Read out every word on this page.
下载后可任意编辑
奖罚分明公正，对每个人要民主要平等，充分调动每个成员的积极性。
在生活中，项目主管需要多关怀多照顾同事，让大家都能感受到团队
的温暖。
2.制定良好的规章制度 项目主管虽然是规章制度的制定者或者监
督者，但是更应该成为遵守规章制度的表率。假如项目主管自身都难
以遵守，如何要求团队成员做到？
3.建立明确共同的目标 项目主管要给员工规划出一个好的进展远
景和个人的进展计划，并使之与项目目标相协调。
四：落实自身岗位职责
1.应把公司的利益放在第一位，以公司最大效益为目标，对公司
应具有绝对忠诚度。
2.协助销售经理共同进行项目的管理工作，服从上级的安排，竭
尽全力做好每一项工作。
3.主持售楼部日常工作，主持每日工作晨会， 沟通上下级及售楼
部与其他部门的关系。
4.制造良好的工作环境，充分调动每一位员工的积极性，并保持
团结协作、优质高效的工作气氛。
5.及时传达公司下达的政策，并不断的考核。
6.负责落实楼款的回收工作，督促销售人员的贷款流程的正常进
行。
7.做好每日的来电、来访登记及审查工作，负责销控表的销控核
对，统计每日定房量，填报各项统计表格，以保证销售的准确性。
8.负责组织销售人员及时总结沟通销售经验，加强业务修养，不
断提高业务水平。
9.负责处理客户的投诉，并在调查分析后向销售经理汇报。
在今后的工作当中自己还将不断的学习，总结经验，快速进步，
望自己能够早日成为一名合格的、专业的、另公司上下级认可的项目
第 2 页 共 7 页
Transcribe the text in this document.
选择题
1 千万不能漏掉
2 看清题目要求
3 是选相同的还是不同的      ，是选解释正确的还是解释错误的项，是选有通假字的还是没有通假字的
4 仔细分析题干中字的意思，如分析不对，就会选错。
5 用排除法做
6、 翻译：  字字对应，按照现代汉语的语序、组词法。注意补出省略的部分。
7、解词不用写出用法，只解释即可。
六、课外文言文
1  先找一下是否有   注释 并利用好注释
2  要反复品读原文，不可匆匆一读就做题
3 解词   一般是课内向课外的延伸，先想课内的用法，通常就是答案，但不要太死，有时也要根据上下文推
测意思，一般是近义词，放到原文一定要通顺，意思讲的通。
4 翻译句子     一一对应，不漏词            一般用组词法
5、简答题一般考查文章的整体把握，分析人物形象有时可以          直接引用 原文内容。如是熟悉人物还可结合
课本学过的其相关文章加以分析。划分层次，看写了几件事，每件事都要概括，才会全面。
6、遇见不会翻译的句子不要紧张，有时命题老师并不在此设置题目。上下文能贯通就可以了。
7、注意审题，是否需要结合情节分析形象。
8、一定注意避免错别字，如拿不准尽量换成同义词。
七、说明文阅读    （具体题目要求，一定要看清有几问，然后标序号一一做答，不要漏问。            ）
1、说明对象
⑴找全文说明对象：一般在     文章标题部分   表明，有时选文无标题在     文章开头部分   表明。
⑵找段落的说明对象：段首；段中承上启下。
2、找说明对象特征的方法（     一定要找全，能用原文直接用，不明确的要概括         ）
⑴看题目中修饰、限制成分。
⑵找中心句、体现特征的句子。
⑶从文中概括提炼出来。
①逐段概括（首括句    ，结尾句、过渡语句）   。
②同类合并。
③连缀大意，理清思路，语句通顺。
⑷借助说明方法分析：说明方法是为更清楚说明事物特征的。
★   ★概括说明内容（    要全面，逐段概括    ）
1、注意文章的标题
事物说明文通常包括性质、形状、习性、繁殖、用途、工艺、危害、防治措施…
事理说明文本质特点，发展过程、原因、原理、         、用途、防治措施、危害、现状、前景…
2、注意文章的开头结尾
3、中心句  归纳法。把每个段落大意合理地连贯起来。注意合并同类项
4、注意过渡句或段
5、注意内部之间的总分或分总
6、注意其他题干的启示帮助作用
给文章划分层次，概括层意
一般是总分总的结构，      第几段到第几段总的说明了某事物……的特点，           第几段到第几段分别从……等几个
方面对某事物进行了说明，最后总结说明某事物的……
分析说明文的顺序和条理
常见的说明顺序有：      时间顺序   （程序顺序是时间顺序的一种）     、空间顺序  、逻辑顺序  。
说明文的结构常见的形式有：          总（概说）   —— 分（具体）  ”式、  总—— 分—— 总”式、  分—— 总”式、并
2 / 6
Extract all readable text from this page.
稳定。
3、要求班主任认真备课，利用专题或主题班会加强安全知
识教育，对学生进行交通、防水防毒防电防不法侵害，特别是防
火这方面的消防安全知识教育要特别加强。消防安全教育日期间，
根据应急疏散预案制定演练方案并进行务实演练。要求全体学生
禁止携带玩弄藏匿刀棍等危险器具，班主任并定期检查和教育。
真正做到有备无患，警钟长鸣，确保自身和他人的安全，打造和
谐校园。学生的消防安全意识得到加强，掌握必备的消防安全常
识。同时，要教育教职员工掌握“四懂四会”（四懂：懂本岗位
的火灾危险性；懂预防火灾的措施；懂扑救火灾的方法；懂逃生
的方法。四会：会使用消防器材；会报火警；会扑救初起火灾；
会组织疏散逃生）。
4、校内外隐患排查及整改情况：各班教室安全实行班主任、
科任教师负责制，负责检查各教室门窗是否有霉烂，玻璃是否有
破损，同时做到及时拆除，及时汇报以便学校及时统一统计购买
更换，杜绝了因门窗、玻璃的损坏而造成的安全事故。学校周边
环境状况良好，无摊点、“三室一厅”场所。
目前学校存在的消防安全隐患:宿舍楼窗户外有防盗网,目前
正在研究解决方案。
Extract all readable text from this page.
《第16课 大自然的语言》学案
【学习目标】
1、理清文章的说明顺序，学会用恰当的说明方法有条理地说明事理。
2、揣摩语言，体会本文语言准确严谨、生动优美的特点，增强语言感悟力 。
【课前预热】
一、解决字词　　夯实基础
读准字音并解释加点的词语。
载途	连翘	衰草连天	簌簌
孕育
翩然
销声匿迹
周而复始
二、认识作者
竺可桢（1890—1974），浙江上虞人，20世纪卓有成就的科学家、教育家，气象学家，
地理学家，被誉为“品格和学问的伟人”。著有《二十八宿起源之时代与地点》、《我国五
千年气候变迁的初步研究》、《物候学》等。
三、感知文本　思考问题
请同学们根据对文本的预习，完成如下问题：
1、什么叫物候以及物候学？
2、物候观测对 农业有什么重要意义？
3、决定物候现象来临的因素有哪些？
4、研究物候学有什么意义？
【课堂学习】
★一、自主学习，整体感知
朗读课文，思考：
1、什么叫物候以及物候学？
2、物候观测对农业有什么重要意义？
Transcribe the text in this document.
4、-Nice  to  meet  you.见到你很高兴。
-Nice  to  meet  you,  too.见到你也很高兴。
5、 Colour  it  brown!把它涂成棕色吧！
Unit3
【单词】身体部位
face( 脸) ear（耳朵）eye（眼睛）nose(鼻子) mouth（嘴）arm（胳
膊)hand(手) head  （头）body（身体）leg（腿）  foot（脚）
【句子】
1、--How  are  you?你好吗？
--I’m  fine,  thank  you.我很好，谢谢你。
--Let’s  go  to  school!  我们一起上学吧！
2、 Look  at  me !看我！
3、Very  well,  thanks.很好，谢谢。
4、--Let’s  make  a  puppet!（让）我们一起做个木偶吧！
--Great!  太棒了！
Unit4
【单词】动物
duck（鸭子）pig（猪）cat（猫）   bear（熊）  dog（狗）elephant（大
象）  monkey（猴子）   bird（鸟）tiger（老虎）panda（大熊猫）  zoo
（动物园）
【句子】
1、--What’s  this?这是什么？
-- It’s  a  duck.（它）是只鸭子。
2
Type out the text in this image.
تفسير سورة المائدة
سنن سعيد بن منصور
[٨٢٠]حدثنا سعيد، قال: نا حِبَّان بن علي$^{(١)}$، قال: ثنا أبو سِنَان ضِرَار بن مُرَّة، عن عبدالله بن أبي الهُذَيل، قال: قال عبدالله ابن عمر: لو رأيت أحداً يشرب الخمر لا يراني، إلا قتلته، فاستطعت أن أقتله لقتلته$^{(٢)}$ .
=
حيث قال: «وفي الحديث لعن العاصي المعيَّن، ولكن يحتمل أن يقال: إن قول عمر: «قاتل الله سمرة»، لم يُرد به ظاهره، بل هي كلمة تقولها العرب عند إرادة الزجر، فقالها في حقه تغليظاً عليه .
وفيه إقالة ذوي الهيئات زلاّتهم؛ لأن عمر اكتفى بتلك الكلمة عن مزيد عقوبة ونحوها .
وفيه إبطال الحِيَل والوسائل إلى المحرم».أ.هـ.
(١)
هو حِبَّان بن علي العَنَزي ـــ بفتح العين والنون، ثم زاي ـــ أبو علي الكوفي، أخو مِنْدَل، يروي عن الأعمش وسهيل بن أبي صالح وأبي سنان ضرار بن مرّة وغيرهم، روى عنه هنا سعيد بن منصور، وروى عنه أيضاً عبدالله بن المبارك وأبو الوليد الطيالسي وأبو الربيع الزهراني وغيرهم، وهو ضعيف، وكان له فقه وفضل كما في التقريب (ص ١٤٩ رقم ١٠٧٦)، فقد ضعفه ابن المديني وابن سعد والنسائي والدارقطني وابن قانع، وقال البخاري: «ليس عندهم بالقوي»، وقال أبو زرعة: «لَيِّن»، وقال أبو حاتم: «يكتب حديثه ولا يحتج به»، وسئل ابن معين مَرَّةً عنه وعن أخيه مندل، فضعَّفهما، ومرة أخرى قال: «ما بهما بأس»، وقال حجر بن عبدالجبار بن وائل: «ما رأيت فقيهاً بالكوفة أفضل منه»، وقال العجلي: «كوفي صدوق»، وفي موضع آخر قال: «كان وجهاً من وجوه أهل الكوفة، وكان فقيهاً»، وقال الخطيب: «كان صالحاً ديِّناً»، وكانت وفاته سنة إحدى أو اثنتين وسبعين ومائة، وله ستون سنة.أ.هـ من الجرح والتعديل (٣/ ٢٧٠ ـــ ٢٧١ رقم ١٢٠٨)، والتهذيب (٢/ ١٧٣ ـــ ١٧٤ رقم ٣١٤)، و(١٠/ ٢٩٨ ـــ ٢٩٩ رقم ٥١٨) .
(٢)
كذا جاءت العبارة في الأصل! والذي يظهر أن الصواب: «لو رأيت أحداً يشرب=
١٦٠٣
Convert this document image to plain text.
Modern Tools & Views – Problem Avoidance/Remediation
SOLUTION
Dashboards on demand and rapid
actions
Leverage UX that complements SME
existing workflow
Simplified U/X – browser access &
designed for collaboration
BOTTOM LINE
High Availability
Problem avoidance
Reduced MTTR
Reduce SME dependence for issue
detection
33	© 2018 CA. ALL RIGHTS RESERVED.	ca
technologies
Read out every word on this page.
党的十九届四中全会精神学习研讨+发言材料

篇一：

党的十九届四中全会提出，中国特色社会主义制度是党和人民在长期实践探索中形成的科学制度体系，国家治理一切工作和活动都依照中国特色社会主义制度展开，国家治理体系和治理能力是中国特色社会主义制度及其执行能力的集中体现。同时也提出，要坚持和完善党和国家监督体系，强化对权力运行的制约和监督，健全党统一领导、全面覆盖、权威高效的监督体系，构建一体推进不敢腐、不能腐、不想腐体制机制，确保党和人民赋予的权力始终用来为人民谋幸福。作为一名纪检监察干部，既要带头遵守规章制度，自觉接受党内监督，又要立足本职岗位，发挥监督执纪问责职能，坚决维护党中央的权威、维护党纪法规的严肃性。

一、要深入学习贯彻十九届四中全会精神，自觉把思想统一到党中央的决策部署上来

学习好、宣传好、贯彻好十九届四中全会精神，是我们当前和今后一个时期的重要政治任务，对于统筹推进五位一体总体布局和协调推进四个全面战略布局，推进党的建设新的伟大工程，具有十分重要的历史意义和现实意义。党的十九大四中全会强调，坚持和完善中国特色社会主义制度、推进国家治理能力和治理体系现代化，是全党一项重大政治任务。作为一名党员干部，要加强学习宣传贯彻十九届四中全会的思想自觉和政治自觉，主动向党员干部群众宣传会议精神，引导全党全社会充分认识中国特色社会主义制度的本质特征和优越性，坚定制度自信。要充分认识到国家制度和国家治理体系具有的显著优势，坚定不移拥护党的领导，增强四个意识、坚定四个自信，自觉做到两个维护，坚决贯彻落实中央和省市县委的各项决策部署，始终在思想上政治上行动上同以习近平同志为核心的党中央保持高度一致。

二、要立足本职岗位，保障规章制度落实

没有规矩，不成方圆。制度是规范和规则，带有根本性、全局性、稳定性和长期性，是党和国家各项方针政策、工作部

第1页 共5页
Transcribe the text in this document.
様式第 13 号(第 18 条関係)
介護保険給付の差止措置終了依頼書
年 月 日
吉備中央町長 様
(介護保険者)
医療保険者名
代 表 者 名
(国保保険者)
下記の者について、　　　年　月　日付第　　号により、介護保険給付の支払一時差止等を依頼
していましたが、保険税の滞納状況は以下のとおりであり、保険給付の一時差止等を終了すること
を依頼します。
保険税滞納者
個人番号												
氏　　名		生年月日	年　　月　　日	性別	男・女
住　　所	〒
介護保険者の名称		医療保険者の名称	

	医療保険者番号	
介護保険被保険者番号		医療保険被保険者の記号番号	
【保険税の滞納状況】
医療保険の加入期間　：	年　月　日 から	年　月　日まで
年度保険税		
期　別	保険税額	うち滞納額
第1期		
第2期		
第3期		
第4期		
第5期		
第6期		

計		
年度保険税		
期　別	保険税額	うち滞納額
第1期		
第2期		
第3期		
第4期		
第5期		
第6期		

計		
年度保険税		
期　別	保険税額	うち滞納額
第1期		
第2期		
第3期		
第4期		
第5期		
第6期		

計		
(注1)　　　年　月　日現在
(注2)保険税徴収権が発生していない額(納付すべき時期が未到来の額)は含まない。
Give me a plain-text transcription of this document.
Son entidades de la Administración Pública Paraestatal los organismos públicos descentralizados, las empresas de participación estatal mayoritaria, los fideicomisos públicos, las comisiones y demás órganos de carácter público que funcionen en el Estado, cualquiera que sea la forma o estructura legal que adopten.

## Given task:
Pull out all lines of the data with the string "meet".

## Result:
4、-Nice  to  meet  you.见到你很高兴。
-Nice  to  meet  you,  too.见到你也很高兴。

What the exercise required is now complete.